[Figure record extracts]

■ ■ ■ ■ ■

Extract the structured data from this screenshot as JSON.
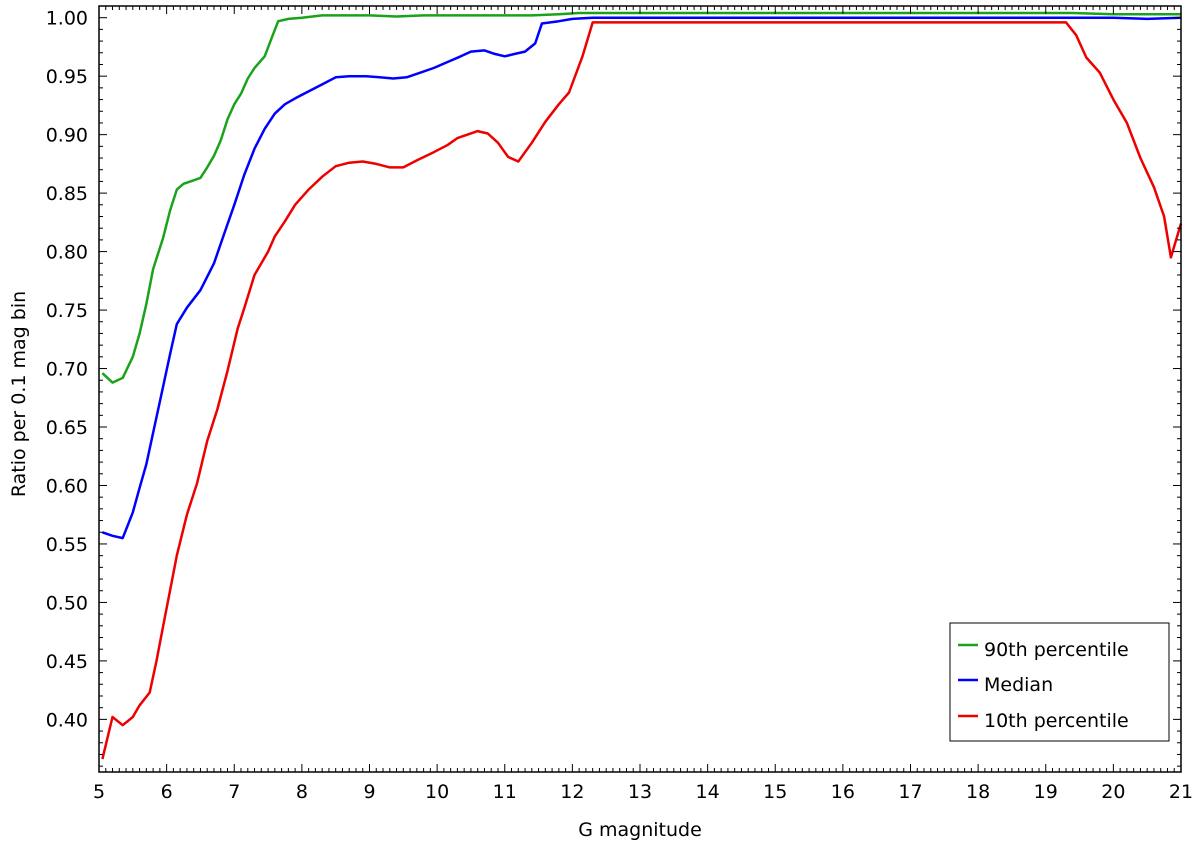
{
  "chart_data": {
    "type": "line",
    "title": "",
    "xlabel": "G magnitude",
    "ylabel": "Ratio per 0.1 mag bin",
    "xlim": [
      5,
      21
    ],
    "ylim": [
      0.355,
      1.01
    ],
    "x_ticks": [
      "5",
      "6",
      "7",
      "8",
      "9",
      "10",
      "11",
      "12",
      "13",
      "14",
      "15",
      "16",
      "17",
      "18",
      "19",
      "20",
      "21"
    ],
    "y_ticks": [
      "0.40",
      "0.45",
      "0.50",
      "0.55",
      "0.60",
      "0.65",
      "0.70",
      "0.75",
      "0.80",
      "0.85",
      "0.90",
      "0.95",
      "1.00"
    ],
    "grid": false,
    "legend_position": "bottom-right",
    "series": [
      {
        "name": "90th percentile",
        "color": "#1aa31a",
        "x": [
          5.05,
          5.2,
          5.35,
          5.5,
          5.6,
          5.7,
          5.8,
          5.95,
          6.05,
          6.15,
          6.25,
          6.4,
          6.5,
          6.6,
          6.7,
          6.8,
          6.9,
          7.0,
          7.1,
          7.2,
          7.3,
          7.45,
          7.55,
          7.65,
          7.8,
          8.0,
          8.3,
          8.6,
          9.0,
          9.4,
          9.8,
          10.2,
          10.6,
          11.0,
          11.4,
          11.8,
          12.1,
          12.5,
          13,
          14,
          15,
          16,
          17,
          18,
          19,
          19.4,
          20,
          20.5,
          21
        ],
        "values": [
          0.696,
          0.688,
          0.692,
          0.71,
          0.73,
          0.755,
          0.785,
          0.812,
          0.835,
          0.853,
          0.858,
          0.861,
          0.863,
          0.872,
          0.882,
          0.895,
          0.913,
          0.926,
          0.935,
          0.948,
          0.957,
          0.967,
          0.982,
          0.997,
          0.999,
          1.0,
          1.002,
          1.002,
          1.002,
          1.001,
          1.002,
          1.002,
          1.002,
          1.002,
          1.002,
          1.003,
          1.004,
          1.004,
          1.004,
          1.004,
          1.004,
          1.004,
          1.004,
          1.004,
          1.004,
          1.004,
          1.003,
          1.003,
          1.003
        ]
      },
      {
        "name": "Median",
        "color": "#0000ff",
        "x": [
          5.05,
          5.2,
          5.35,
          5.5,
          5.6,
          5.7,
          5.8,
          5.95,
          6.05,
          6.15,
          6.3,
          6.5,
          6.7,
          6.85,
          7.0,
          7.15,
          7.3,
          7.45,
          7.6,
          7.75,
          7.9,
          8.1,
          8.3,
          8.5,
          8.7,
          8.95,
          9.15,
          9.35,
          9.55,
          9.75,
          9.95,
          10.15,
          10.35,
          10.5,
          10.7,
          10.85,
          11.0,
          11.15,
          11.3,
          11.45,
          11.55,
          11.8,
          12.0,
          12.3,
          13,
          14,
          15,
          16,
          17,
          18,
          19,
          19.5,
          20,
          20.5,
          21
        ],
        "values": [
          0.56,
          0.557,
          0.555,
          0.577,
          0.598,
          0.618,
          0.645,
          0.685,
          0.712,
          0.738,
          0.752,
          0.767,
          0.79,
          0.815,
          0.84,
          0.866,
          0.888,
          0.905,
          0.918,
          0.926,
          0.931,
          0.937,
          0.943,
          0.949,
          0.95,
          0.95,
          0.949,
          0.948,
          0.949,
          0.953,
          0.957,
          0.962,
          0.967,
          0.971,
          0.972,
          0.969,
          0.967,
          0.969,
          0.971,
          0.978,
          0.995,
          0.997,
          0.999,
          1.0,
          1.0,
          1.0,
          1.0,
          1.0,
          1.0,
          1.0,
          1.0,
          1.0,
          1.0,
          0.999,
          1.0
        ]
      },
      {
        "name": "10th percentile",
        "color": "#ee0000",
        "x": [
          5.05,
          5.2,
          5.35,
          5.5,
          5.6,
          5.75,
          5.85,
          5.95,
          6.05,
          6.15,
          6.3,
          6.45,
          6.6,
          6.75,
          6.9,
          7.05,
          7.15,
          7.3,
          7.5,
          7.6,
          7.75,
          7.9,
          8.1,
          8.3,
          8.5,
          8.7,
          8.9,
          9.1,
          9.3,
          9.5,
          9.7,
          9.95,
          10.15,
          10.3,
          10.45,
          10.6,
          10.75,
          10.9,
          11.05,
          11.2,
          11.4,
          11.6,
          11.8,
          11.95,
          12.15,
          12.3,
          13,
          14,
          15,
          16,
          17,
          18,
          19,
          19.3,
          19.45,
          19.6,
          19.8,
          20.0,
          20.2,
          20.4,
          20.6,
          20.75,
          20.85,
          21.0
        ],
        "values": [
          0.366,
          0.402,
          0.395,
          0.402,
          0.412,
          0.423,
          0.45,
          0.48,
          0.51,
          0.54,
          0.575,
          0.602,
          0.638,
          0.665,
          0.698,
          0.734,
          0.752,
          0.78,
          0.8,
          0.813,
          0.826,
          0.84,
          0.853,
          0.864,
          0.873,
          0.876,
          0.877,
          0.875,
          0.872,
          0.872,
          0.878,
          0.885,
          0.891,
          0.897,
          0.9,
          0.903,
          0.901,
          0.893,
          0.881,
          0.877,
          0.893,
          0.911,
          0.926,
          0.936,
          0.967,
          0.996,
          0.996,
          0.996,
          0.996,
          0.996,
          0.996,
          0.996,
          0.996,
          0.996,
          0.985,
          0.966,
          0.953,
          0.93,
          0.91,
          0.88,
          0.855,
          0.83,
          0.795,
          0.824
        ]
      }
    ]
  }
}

■ ■ ■ ■ ■

▶ WRITTEN EXERCISE
Copy out all lines from the material above that contain the string "color".

▶ OUTPUT FOR THIS EXERCISE
        "color": "#1aa31a",
        "color": "#0000ff",
        "color": "#ee0000",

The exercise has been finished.